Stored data
....

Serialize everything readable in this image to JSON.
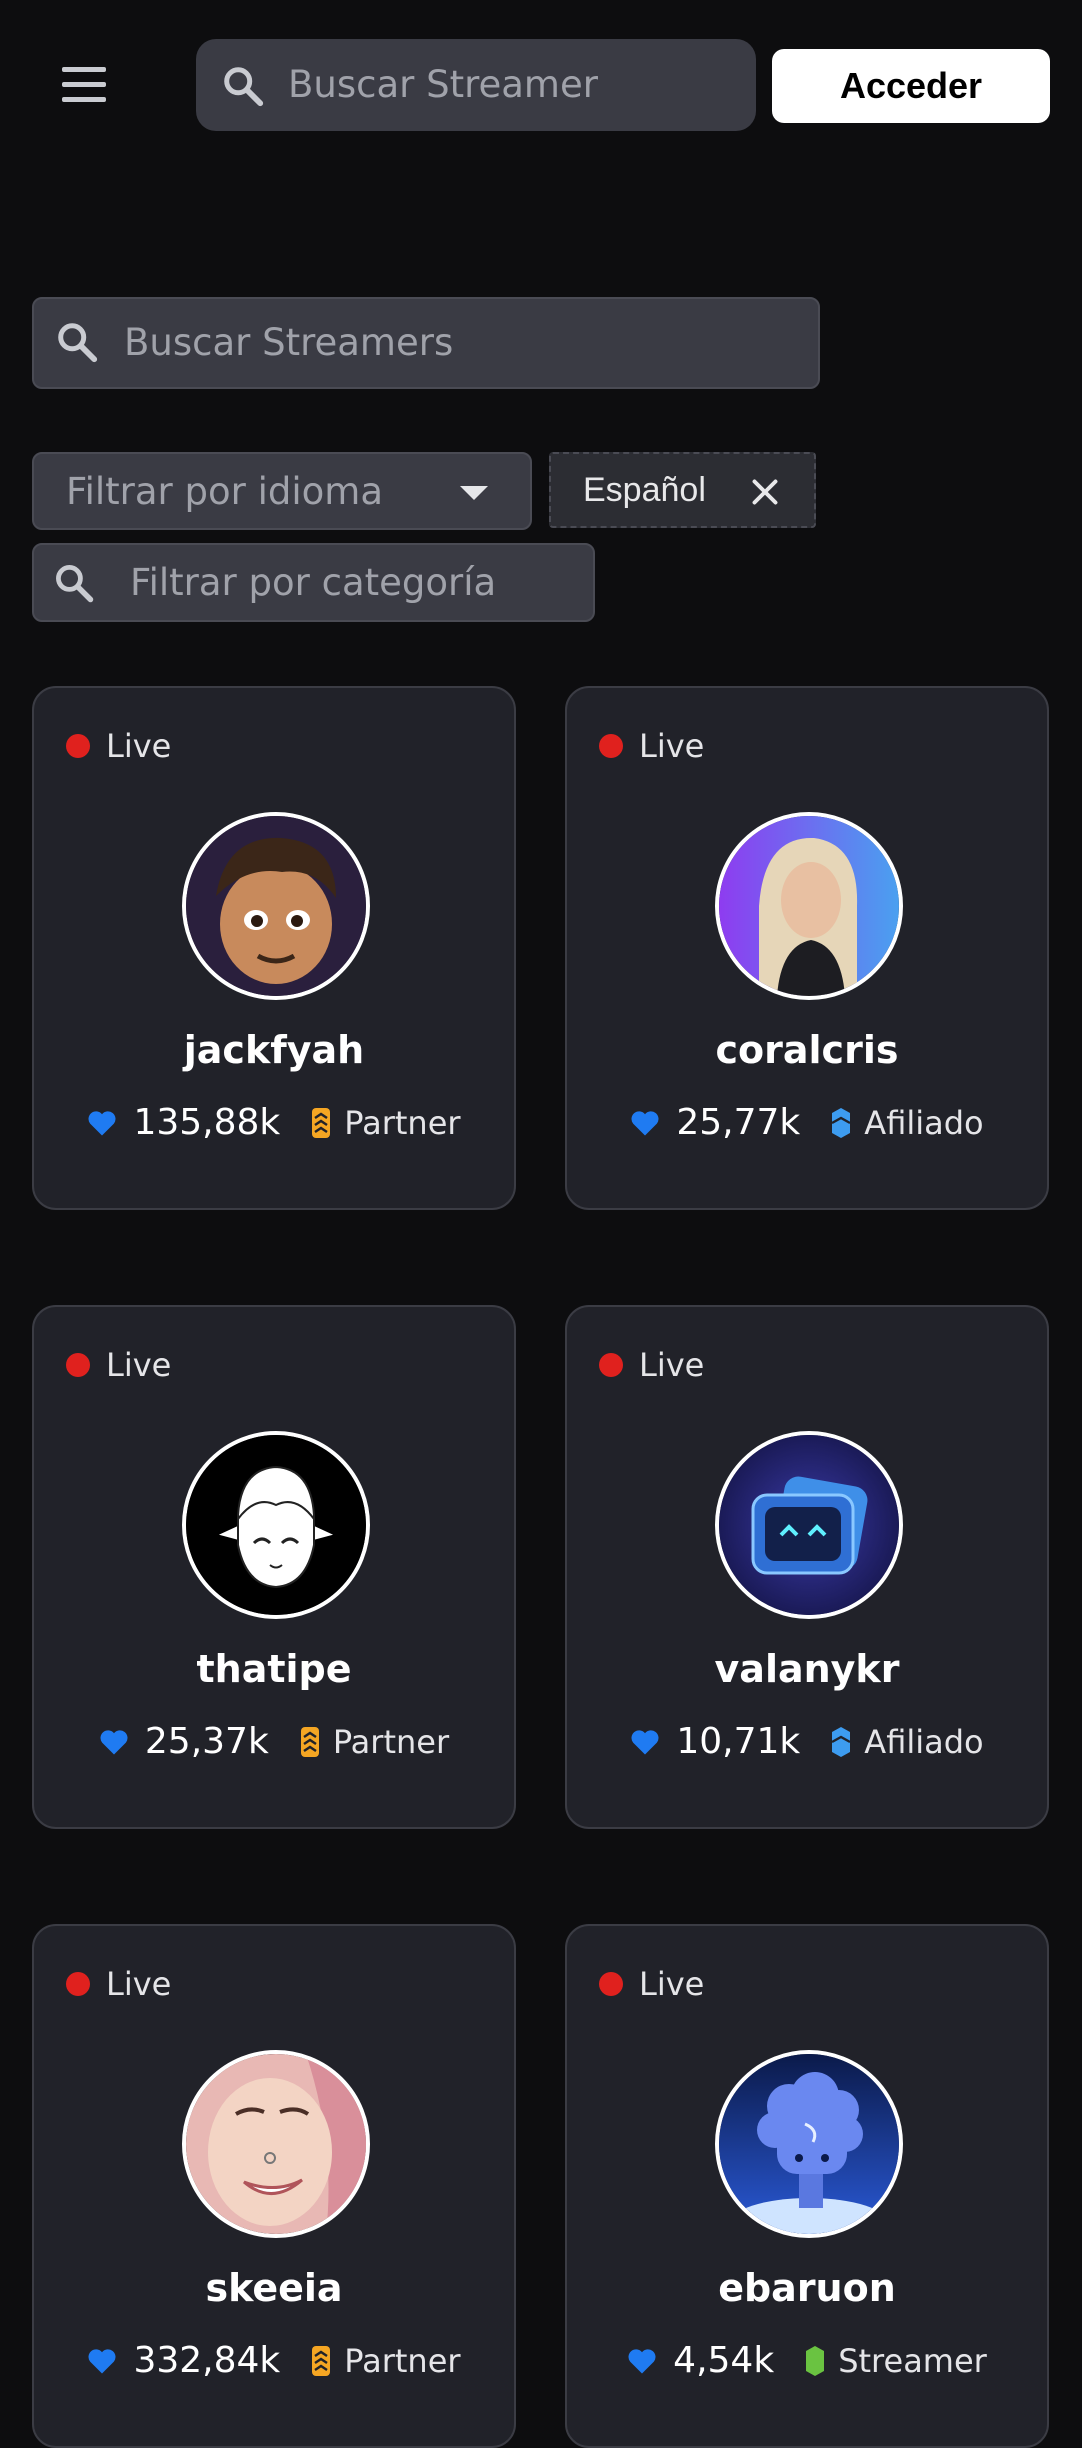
{
  "header": {
    "search_placeholder": "Buscar Streamer",
    "login_label": "Acceder"
  },
  "filters": {
    "streamer_search_placeholder": "Buscar Streamers",
    "language_placeholder": "Filtrar por idioma",
    "selected_language": "Español",
    "category_placeholder": "Filtrar por categoría"
  },
  "colors": {
    "live": "#e0211e",
    "heart": "#1f7bf2",
    "partner": "#f5a623",
    "afiliado": "#3d9cf0",
    "streamer": "#6ac341"
  },
  "streamers": [
    {
      "status": "Live",
      "name": "jackfyah",
      "followers": "135,88k",
      "role": "Partner",
      "role_icon": "partner-badge-icon"
    },
    {
      "status": "Live",
      "name": "coralcris",
      "followers": "25,77k",
      "role": "Afiliado",
      "role_icon": "afiliado-badge-icon"
    },
    {
      "status": "Live",
      "name": "thatipe",
      "followers": "25,37k",
      "role": "Partner",
      "role_icon": "partner-badge-icon"
    },
    {
      "status": "Live",
      "name": "valanykr",
      "followers": "10,71k",
      "role": "Afiliado",
      "role_icon": "afiliado-badge-icon"
    },
    {
      "status": "Live",
      "name": "skeeia",
      "followers": "332,84k",
      "role": "Partner",
      "role_icon": "partner-badge-icon"
    },
    {
      "status": "Live",
      "name": "ebaruon",
      "followers": "4,54k",
      "role": "Streamer",
      "role_icon": "streamer-badge-icon"
    }
  ]
}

....

Copy all the lines above that hold the string "name".

      "name": "jackfyah",
      "name": "coralcris",
      "name": "thatipe",
      "name": "valanykr",
      "name": "skeeia",
      "name": "ebaruon",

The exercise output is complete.